## To do:
Extract each record and reproduce it exactly.

## Records to use:

=======

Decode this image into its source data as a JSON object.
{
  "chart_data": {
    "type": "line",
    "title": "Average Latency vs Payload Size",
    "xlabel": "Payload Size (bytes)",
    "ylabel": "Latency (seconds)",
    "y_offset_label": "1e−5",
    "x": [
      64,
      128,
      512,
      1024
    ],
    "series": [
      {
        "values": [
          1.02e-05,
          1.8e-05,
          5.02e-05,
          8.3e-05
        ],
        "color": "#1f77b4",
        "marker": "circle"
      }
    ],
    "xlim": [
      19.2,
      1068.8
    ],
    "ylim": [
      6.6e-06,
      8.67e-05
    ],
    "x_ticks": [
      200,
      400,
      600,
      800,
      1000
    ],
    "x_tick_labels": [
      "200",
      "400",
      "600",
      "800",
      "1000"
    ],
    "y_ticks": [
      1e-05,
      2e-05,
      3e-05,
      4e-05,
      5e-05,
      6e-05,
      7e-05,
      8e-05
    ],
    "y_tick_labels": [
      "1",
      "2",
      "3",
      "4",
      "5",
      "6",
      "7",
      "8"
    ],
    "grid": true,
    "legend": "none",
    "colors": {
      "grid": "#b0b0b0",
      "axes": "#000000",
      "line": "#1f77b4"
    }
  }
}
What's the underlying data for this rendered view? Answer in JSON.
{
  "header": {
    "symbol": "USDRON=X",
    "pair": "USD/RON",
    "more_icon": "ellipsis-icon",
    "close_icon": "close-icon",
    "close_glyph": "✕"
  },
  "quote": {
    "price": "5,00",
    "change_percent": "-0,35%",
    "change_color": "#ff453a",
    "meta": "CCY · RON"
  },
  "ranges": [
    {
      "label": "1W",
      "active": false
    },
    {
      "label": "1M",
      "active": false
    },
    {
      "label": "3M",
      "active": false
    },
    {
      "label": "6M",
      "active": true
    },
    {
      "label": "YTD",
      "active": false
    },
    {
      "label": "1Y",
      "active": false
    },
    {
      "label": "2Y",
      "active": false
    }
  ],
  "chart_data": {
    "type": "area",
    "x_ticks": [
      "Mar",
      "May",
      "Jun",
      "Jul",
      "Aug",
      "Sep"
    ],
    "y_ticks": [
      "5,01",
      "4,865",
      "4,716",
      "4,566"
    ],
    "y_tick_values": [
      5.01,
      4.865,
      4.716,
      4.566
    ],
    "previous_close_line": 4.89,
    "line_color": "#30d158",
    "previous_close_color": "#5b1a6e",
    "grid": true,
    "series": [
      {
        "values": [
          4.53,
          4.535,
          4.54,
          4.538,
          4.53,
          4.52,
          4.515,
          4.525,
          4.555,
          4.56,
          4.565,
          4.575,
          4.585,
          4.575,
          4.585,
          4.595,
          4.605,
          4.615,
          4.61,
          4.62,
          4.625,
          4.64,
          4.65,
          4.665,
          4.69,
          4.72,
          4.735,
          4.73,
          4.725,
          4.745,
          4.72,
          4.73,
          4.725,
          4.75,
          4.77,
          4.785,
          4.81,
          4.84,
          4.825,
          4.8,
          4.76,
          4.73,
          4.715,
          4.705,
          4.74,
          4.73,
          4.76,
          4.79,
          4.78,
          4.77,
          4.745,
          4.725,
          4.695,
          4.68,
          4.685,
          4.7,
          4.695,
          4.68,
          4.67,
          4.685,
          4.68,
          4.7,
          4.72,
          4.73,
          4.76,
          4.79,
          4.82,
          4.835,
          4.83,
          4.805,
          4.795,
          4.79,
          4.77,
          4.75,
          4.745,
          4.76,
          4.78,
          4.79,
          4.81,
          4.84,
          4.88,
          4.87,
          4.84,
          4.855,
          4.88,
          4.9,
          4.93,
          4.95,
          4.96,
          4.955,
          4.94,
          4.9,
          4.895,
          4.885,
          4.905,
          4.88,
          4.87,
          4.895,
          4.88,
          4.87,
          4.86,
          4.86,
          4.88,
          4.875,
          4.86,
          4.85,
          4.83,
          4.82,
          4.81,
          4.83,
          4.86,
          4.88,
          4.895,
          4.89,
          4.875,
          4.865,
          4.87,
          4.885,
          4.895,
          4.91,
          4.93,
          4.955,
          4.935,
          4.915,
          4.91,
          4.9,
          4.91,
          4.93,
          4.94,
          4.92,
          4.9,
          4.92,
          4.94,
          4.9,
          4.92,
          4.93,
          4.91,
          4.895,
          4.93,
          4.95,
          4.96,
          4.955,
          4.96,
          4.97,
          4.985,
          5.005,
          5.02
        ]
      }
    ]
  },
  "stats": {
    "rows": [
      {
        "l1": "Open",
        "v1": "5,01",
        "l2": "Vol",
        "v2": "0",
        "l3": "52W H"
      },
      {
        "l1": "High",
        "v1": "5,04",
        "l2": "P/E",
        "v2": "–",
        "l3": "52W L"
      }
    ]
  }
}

=======

## Right answer:
Decode this image into its source data as a JSON object.
{
  "chart_data": {
    "type": "line",
    "title": "Average Latency vs Payload Size",
    "xlabel": "Payload Size (bytes)",
    "ylabel": "Latency (seconds)",
    "y_offset_label": "1e−5",
    "x": [
      64,
      128,
      512,
      1024
    ],
    "series": [
      {
        "values": [
          1.02e-05,
          1.8e-05,
          5.02e-05,
          8.3e-05
        ],
        "color": "#1f77b4",
        "marker": "circle"
      }
    ],
    "xlim": [
      19.2,
      1068.8
    ],
    "ylim": [
      6.6e-06,
      8.67e-05
    ],
    "x_ticks": [
      200,
      400,
      600,
      800,
      1000
    ],
    "x_tick_labels": [
      "200",
      "400",
      "600",
      "800",
      "1000"
    ],
    "y_ticks": [
      1e-05,
      2e-05,
      3e-05,
      4e-05,
      5e-05,
      6e-05,
      7e-05,
      8e-05
    ],
    "y_tick_labels": [
      "1",
      "2",
      "3",
      "4",
      "5",
      "6",
      "7",
      "8"
    ],
    "grid": true,
    "legend": "none",
    "colors": {
      "grid": "#b0b0b0",
      "axes": "#000000",
      "line": "#1f77b4"
    }
  }
}
What's the underlying data for this rendered view? Answer in JSON.
{
  "header": {
    "symbol": "USDRON=X",
    "pair": "USD/RON",
    "more_icon": "ellipsis-icon",
    "close_icon": "close-icon",
    "close_glyph": "✕"
  },
  "quote": {
    "price": "5,00",
    "change_percent": "-0,35%",
    "change_color": "#ff453a",
    "meta": "CCY · RON"
  },
  "ranges": [
    {
      "label": "1W",
      "active": false
    },
    {
      "label": "1M",
      "active": false
    },
    {
      "label": "3M",
      "active": false
    },
    {
      "label": "6M",
      "active": true
    },
    {
      "label": "YTD",
      "active": false
    },
    {
      "label": "1Y",
      "active": false
    },
    {
      "label": "2Y",
      "active": false
    }
  ],
  "chart_data": {
    "type": "area",
    "x_ticks": [
      "Mar",
      "May",
      "Jun",
      "Jul",
      "Aug",
      "Sep"
    ],
    "y_ticks": [
      "5,01",
      "4,865",
      "4,716",
      "4,566"
    ],
    "y_tick_values": [
      5.01,
      4.865,
      4.716,
      4.566
    ],
    "previous_close_line": 4.89,
    "line_color": "#30d158",
    "previous_close_color": "#5b1a6e",
    "grid": true,
    "series": [
      {
        "values": [
          4.53,
          4.535,
          4.54,
          4.538,
          4.53,
          4.52,
          4.515,
          4.525,
          4.555,
          4.56,
          4.565,
          4.575,
          4.585,
          4.575,
          4.585,
          4.595,
          4.605,
          4.615,
          4.61,
          4.62,
          4.625,
          4.64,
          4.65,
          4.665,
          4.69,
          4.72,
          4.735,
          4.73,
          4.725,
          4.745,
          4.72,
          4.73,
          4.725,
          4.75,
          4.77,
          4.785,
          4.81,
          4.84,
          4.825,
          4.8,
          4.76,
          4.73,
          4.715,
          4.705,
          4.74,
          4.73,
          4.76,
          4.79,
          4.78,
          4.77,
          4.745,
          4.725,
          4.695,
          4.68,
          4.685,
          4.7,
          4.695,
          4.68,
          4.67,
          4.685,
          4.68,
          4.7,
          4.72,
          4.73,
          4.76,
          4.79,
          4.82,
          4.835,
          4.83,
          4.805,
          4.795,
          4.79,
          4.77,
          4.75,
          4.745,
          4.76,
          4.78,
          4.79,
          4.81,
          4.84,
          4.88,
          4.87,
          4.84,
          4.855,
          4.88,
          4.9,
          4.93,
          4.95,
          4.96,
          4.955,
          4.94,
          4.9,
          4.895,
          4.885,
          4.905,
          4.88,
          4.87,
          4.895,
          4.88,
          4.87,
          4.86,
          4.86,
          4.88,
          4.875,
          4.86,
          4.85,
          4.83,
          4.82,
          4.81,
          4.83,
          4.86,
          4.88,
          4.895,
          4.89,
          4.875,
          4.865,
          4.87,
          4.885,
          4.895,
          4.91,
          4.93,
          4.955,
          4.935,
          4.915,
          4.91,
          4.9,
          4.91,
          4.93,
          4.94,
          4.92,
          4.9,
          4.92,
          4.94,
          4.9,
          4.92,
          4.93,
          4.91,
          4.895,
          4.93,
          4.95,
          4.96,
          4.955,
          4.96,
          4.97,
          4.985,
          5.005,
          5.02
        ]
      }
    ]
  },
  "stats": {
    "rows": [
      {
        "l1": "Open",
        "v1": "5,01",
        "l2": "Vol",
        "v2": "0",
        "l3": "52W H"
      },
      {
        "l1": "High",
        "v1": "5,04",
        "l2": "P/E",
        "v2": "–",
        "l3": "52W L"
      }
    ]
  }
}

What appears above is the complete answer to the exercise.